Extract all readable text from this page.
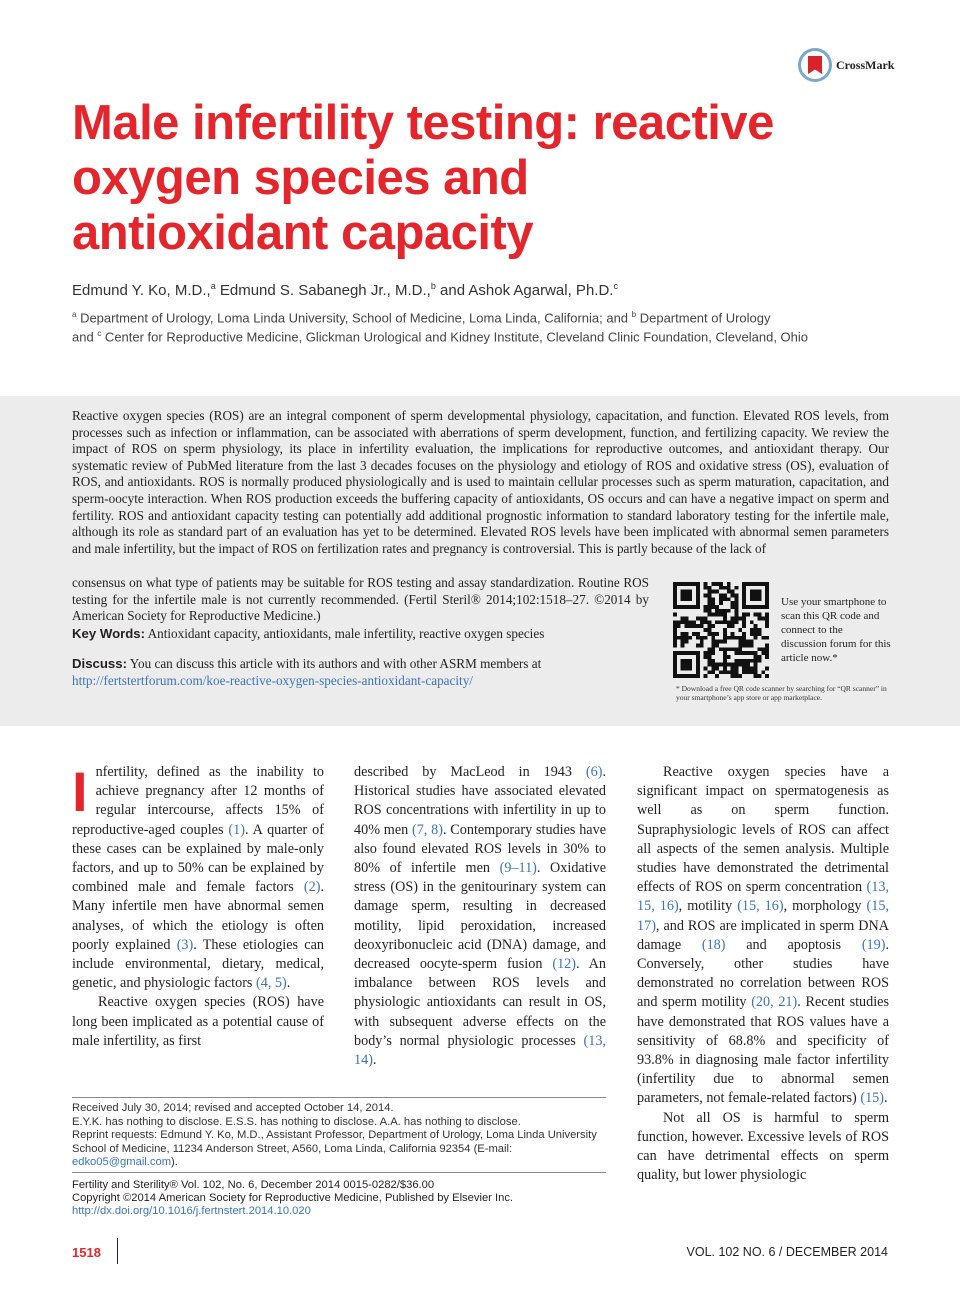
CrossMark
Male infertility testing: reactive
oxygen species and
antioxidant capacity
Edmund Y. Ko, M.D.,$^a$ Edmund S. Sabanegh Jr., M.D.,$^b$ and Ashok Agarwal, Ph.D.$^c$
$^a$ Department of Urology, Loma Linda University, School of Medicine, Loma Linda, California; and $^b$ Department of Urology
and $^c$ Center for Reproductive Medicine, Glickman Urological and Kidney Institute, Cleveland Clinic Foundation, Cleveland, Ohio

Reactive oxygen species (ROS) are an integral component of sperm developmental physiology, capacitation, and function. Elevated ROS levels, from processes such as infection or inflammation, can be associated with aberrations of sperm development, function, and fertilizing capacity. We review the impact of ROS on sperm physiology, its place in infertility evaluation, the implications for reproductive outcomes, and antioxidant therapy. Our systematic review of PubMed literature from the last 3 decades focuses on the physiology and etiology of ROS and oxidative stress (OS), evaluation of ROS, and antioxidants. ROS is normally produced physiologically and is used to maintain cellular processes such as sperm maturation, capacitation, and sperm-oocyte interaction. When ROS production exceeds the buffering capacity of antioxidants, OS occurs and can have a negative impact on sperm and fertility. ROS and antioxidant capacity testing can potentially add additional prognostic information to standard laboratory testing for the infertile male, although its role as standard part of an evaluation has yet to be determined. Elevated ROS levels have been implicated with abnormal semen parameters and male infertility, but the impact of ROS on fertilization rates and pregnancy is controversial. This is partly because of the lack of

consensus on what type of patients may be suitable for ROS testing and assay standardization. Routine ROS testing for the infertile male is not currently recommended. (Fertil Steril® 2014;102:1518–27. ©2014 by American Society for Reproductive Medicine.)

Key Words: Antioxidant capacity, antioxidants, male infertility, reactive oxygen species

Discuss: You can discuss this article with its authors and with other ASRM members at http://fertstertforum.com/koe-reactive-oxygen-species-antioxidant-capacity/

Use your smartphone to scan this QR code and connect to the discussion forum for this article now.*

* Download a free QR code scanner by searching for “QR scanner” in your smartphone’s app store or app marketplace.

Infertility, defined as the inability to achieve pregnancy after 12 months of regular intercourse, affects 15% of reproductive-aged couples (1). A quarter of these cases can be explained by male-only factors, and up to 50% can be explained by combined male and female factors (2). Many infertile men have abnormal semen analyses, of which the etiology is often poorly explained (3). These etiologies can include environmental, dietary, medical, genetic, and physiologic factors (4, 5).

Reactive oxygen species (ROS) have long been implicated as a potential cause of male infertility, as first

described by MacLeod in 1943 (6). Historical studies have associated elevated ROS concentrations with infertility in up to 40% men (7, 8). Contemporary studies have also found elevated ROS levels in 30% to 80% of infertile men (9–11). Oxidative stress (OS) in the genitourinary system can damage sperm, resulting in decreased motility, lipid peroxidation, increased deoxyribonucleic acid (DNA) damage, and decreased oocyte-sperm fusion (12). An imbalance between ROS levels and physiologic antioxidants can result in OS, with subsequent adverse effects on the body’s normal physiologic processes (13, 14).

Reactive oxygen species have a significant impact on spermatogenesis as well as on sperm function. Supraphysiologic levels of ROS can affect all aspects of the semen analysis. Multiple studies have demonstrated the detrimental effects of ROS on sperm concentration (13, 15, 16), motility (15, 16), morphology (15, 17), and ROS are implicated in sperm DNA damage (18) and apoptosis (19). Conversely, other studies have demonstrated no correlation between ROS and sperm motility (20, 21). Recent studies have demonstrated that ROS values have a sensitivity of 68.8% and specificity of 93.8% in diagnosing male factor infertility (infertility due to abnormal semen parameters, not female-related factors) (15).

Not all OS is harmful to sperm function, however. Excessive levels of ROS can have detrimental effects on sperm quality, but lower physiologic

Received July 30, 2014; revised and accepted October 14, 2014.

E.Y.K. has nothing to disclose. E.S.S. has nothing to disclose. A.A. has nothing to disclose.

Reprint requests: Edmund Y. Ko, M.D., Assistant Professor, Department of Urology, Loma Linda University School of Medicine, 11234 Anderson Street, A560, Loma Linda, California 92354 (E-mail: edko05@gmail.com).

Fertility and Sterility® Vol. 102, No. 6, December 2014 0015-0282/$36.00

Copyright ©2014 American Society for Reproductive Medicine, Published by Elsevier Inc.

http://dx.doi.org/10.1016/j.fertnstert.2014.10.020

1518	VOL. 102 NO. 6 / DECEMBER 2014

- [Required action]: Show all lines above that contain "testing".

- [Solution to the exercise]:
Male infertility testing: reactive
Reactive oxygen species (ROS) are an integral component of sperm developmental physiology, capacitation, and function. Elevated ROS levels, from processes such as infection or inflammation, can be associated with aberrations of sperm development, function, and fertilizing capacity. We review the impact of ROS on sperm physiology, its place in infertility evaluation, the implications for reproductive outcomes, and antioxidant therapy. Our systematic review of PubMed literature from the last 3 decades focuses on the physiology and etiology of ROS and oxidative stress (OS), evaluation of ROS, and antioxidants. ROS is normally produced physiologically and is used to maintain cellular processes such as sperm maturation, capacitation, and sperm-oocyte interaction. When ROS production exceeds the buffering capacity of antioxidants, OS occurs and can have a negative impact on sperm and fertility. ROS and antioxidant capacity testing can potentially add additional prognostic information to standard laboratory testing for the infertile male, although its role as standard part of an evaluation has yet to be determined. Elevated ROS levels have been implicated with abnormal semen parameters and male infertility, but the impact of ROS on fertilization rates and pregnancy is controversial. This is partly because of the lack of
consensus on what type of patients may be suitable for ROS testing and assay standardization. Routine ROS testing for the infertile male is not currently recommended. (Fertil Steril® 2014;102:1518–27. ©2014 by American Society for Reproductive Medicine.)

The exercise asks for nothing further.